• EXERCISE TASK: Keep the pictures out of the copy and repeat the records exactly.

** start INPUT MATERIAL **

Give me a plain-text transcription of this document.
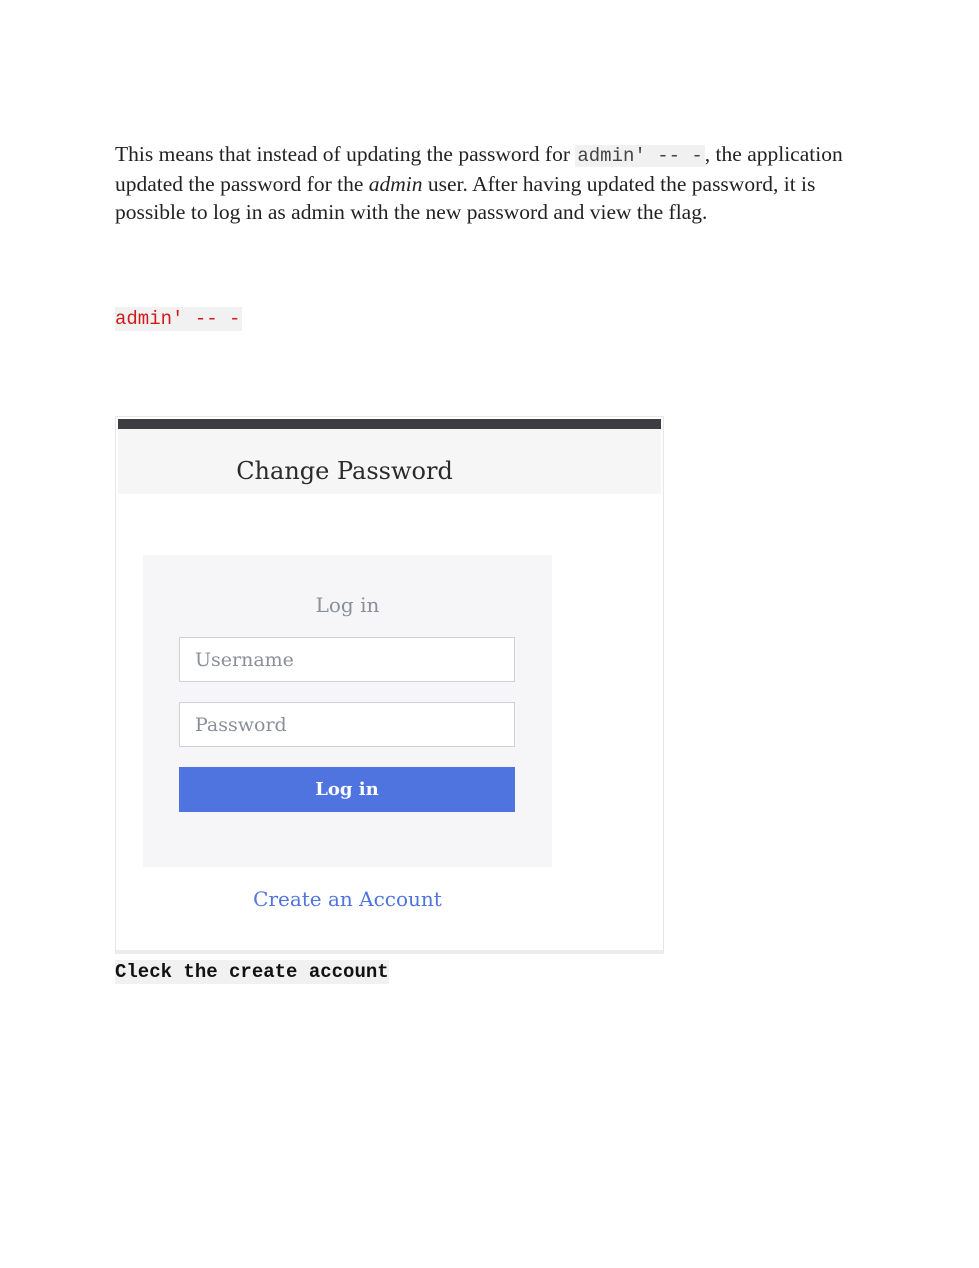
This means that instead of updating the password for admin' -- -, the application updated the password for the admin user. After having updated the password, it is possible to log in as admin with the new password and view the flag.

admin' -- -
Change Password
Log in
Username
Log in
Create an Account
Cleck the create account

** end INPUT MATERIAL **

• ANSWER:
Give me a plain-text transcription of this document.
This means that instead of updating the password for admin' -- -, the application updated the password for the admin user. After having updated the password, it is possible to log in as admin with the new password and view the flag.

admin' -- -
Change Password
Log in
Username
Log in
Create an Account
Cleck the create account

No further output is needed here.